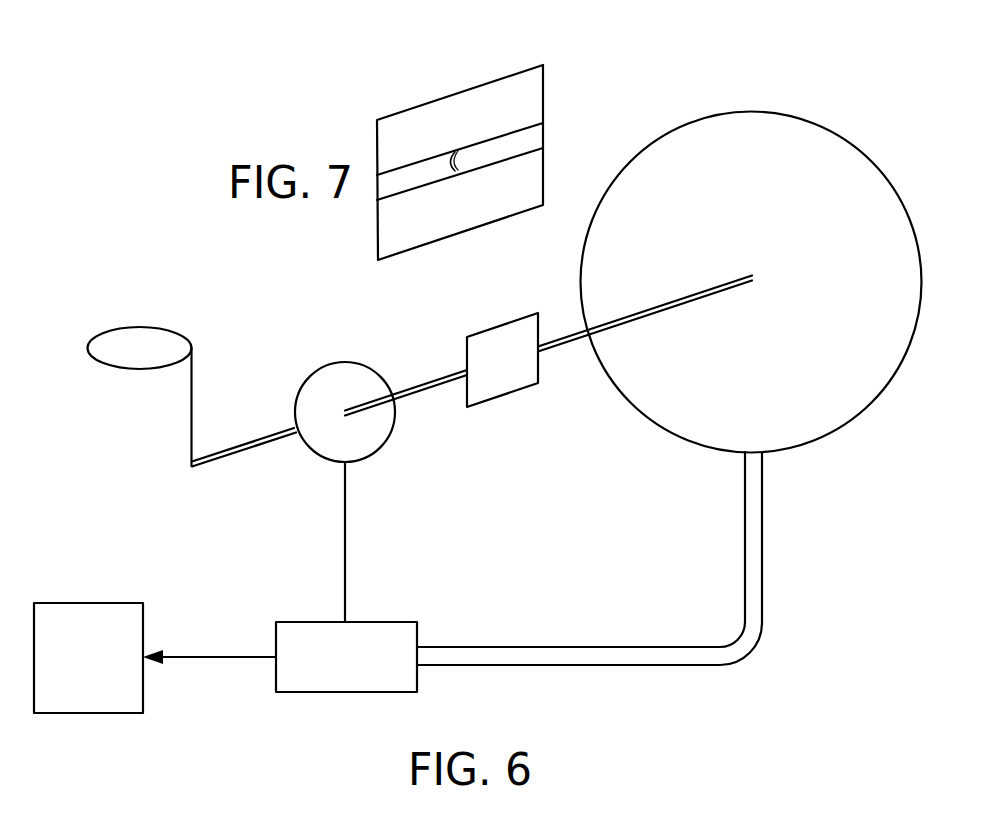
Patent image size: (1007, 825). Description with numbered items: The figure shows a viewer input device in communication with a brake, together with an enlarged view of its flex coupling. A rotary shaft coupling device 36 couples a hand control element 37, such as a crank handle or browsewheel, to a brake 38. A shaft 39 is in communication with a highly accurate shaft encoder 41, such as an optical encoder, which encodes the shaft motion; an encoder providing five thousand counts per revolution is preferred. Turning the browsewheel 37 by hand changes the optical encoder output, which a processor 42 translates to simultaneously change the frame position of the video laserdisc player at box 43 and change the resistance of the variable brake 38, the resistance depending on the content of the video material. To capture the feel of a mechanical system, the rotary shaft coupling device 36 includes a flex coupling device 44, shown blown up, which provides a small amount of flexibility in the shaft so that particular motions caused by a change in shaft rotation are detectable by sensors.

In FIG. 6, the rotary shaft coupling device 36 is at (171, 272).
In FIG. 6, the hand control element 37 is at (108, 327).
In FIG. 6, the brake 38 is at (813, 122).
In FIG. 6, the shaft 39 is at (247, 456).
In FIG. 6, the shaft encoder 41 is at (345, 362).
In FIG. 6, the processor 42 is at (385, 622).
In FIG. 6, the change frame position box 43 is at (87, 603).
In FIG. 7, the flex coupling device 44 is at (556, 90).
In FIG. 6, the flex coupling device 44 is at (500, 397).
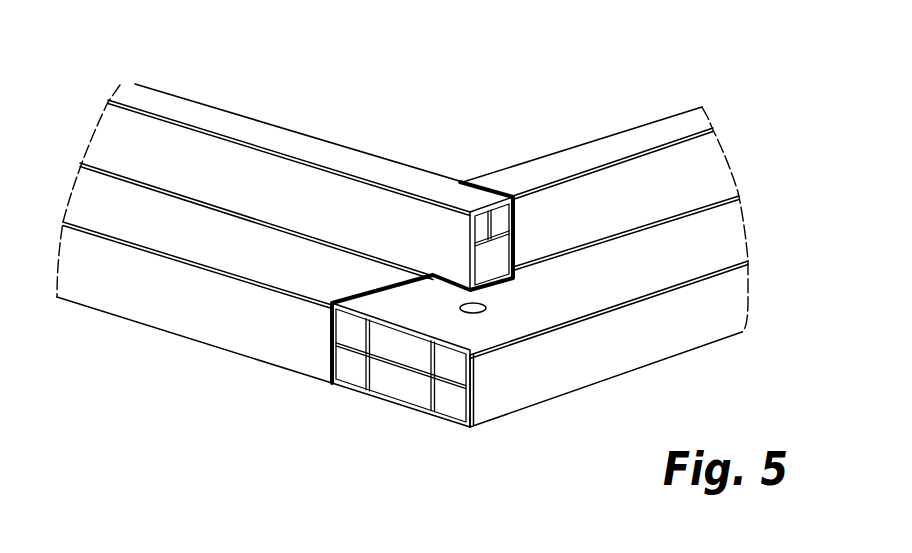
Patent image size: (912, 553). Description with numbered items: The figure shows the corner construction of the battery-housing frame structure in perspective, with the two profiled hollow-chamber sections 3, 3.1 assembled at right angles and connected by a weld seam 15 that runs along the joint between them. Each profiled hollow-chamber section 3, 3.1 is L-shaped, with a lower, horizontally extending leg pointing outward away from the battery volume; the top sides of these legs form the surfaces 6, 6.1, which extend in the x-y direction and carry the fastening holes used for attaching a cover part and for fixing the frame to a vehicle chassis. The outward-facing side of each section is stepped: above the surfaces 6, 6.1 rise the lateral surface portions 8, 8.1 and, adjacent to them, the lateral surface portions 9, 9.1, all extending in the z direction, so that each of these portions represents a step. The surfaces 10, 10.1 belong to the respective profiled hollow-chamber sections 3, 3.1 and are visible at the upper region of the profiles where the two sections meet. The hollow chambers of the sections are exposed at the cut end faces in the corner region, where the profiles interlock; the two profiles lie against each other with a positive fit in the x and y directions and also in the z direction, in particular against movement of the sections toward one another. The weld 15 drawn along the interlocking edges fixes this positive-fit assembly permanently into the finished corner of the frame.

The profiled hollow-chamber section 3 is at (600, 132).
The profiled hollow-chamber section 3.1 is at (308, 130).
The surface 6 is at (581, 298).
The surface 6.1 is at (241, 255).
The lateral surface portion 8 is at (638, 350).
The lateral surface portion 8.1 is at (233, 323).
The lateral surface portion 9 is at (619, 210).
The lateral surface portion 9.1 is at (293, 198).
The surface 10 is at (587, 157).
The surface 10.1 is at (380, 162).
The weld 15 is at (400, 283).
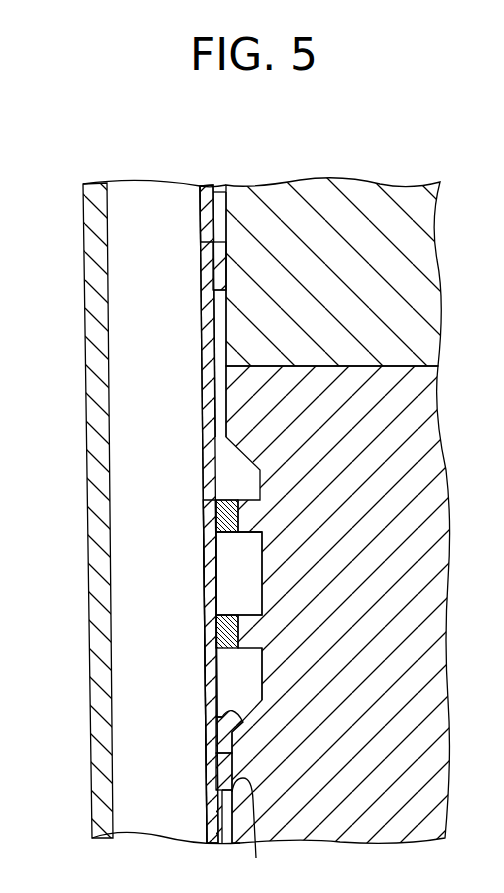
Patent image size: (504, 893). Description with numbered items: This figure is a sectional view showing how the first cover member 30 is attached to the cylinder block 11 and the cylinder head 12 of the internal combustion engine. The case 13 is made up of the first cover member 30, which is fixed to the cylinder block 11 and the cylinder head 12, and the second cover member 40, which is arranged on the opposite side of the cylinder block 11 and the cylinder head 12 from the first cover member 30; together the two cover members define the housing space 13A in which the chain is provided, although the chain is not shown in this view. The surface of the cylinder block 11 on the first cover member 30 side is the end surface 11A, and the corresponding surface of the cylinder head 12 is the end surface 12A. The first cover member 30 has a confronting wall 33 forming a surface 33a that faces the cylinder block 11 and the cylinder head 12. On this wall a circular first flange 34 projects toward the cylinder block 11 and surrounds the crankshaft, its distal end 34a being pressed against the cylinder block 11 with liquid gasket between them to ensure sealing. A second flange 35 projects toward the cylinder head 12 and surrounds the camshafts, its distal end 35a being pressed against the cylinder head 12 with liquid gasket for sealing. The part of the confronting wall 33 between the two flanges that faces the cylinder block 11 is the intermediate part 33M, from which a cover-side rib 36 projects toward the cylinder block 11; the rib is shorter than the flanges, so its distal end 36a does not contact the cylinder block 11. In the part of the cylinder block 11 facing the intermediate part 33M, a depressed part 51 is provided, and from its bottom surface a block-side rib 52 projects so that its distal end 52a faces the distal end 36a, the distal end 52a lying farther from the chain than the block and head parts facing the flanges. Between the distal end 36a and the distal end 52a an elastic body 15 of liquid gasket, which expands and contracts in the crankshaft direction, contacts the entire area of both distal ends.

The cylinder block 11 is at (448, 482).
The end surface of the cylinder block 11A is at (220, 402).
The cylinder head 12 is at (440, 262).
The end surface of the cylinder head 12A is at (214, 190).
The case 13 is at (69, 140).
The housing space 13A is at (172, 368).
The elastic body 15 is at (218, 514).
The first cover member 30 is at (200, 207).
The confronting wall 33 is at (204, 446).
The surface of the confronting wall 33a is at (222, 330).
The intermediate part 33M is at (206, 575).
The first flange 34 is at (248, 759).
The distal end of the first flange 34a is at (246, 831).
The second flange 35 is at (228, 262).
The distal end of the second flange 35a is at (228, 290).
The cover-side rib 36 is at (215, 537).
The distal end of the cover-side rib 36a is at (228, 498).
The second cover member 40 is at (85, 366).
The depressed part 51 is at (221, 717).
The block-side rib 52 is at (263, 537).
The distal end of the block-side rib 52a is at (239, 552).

..........

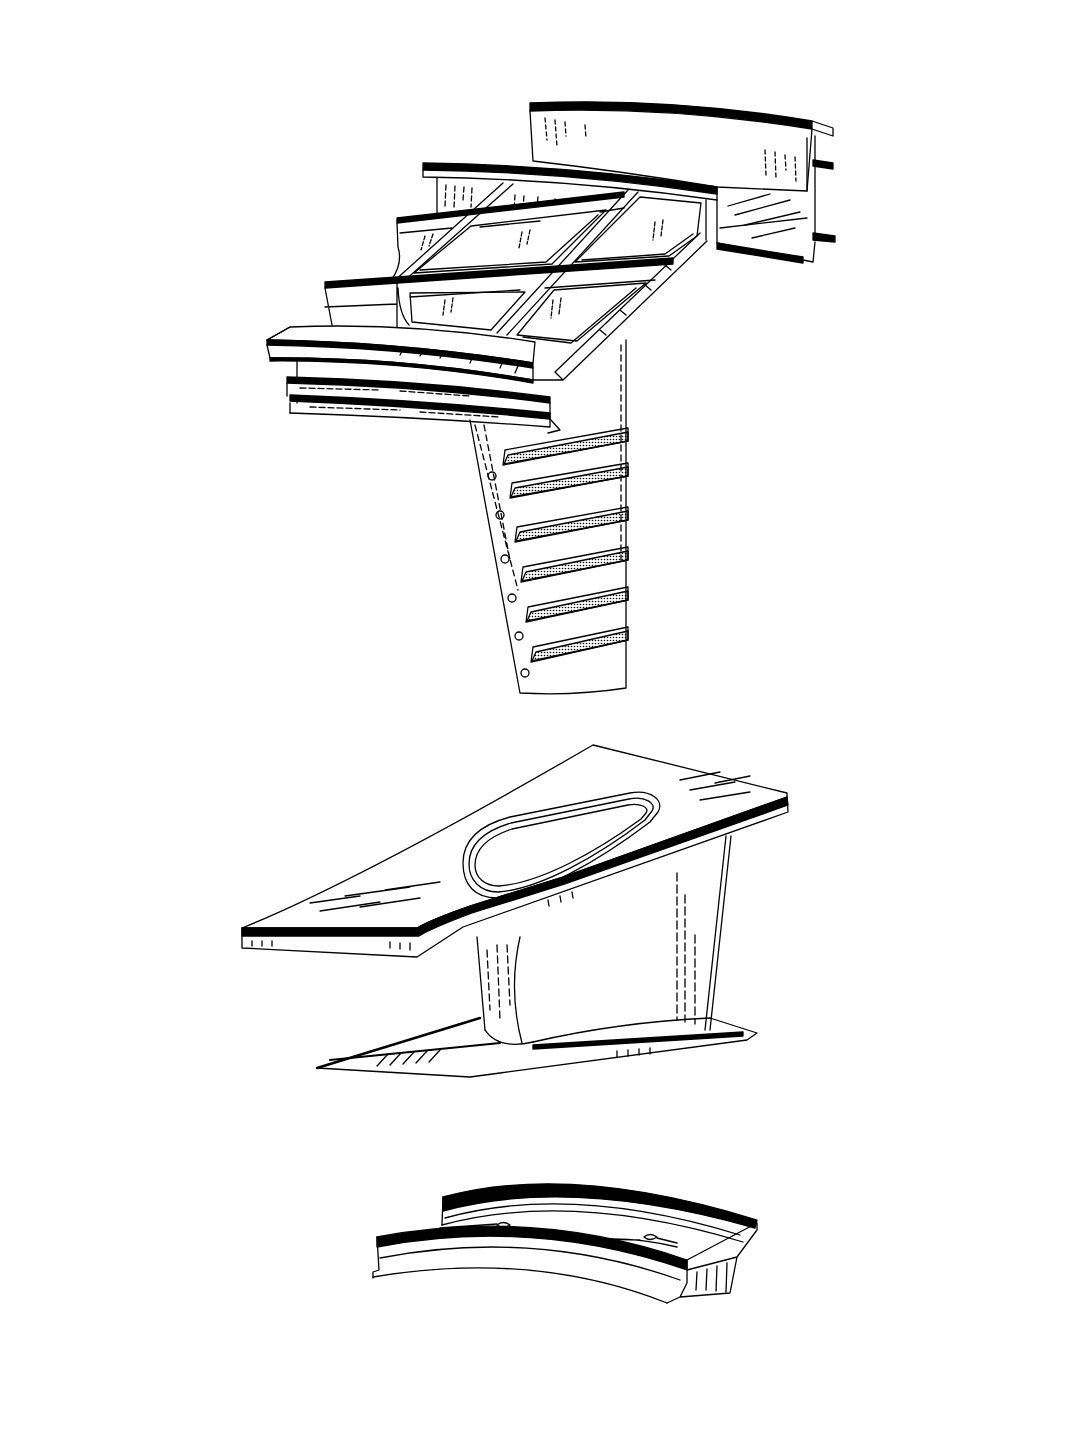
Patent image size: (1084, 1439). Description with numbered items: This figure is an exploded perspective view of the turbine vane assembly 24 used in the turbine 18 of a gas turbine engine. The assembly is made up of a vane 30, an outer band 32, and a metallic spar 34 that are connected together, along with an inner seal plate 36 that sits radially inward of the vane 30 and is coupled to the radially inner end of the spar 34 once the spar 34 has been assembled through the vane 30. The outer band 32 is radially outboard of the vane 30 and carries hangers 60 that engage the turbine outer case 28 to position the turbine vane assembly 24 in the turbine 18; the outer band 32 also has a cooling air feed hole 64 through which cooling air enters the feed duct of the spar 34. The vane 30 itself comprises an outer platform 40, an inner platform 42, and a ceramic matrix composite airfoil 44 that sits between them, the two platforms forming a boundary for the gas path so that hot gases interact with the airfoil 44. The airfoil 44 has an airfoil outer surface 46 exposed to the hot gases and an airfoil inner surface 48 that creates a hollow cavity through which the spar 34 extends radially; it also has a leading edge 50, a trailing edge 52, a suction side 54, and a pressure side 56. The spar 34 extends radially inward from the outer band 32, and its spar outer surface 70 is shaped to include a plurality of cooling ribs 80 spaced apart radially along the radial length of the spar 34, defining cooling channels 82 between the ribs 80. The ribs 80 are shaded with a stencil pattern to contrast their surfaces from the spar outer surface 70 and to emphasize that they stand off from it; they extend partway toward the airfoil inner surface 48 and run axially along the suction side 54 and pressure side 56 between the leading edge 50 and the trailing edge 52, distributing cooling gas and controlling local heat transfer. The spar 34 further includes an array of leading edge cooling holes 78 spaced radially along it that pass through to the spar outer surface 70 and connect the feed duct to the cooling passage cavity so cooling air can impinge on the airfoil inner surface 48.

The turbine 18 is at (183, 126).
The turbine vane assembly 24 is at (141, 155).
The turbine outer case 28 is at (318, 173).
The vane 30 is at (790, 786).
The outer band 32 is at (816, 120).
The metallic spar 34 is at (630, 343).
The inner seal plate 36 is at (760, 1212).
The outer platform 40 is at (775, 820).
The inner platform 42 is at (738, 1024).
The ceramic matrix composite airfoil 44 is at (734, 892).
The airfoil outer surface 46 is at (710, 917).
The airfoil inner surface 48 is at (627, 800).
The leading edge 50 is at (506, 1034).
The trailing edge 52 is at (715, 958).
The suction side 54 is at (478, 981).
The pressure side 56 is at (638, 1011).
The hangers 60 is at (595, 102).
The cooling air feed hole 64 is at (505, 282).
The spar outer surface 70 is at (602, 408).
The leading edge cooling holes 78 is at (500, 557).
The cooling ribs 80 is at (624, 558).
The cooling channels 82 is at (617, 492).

..........

The task:
Render the data from the line with "Patent image size: (1007, 825)." to the line with "In FIG. 6, the processor 42 is at (385, 622).", both included, as a JSON list of strings with one string per line and blank lines left out.

Output of the task:
[
  "Patent image size: (1007, 825). Description with numbered items: The figure shows a viewer input device in communication with a brake, together with an enlarged view of its flex coupling. A rotary shaft coupling device 36 couples a hand control element 37, such as a crank handle or browsewheel, to a brake 38. A shaft 39 is in communication with a highly accurate shaft encoder 41, such as an optical encoder, which encodes the shaft motion; an encoder providing five thousand counts per revolution is preferred. Turning the browsewheel 37 by hand changes the optical encoder output, which a processor 42 translates to simultaneously change the frame position of the video laserdisc player at box 43 and change the resistance of the variable brake 38, the resistance depending on the content of the video material. To capture the feel of a mechanical system, the rotary shaft coupling device 36 includes a flex coupling device 44, shown blown up, which provides a small amount of flexibility in the shaft so that particular motions caused by a change in shaft rotation are detectable by sensors.",
  "In FIG. 6, the rotary shaft coupling device 36 is at (171, 272).",
  "In FIG. 6, the hand control element 37 is at (108, 327).",
  "In FIG. 6, the brake 38 is at (813, 122).",
  "In FIG. 6, the shaft 39 is at (247, 456).",
  "In FIG. 6, the shaft encoder 41 is at (345, 362).",
  "In FIG. 6, the processor 42 is at (385, 622)."
]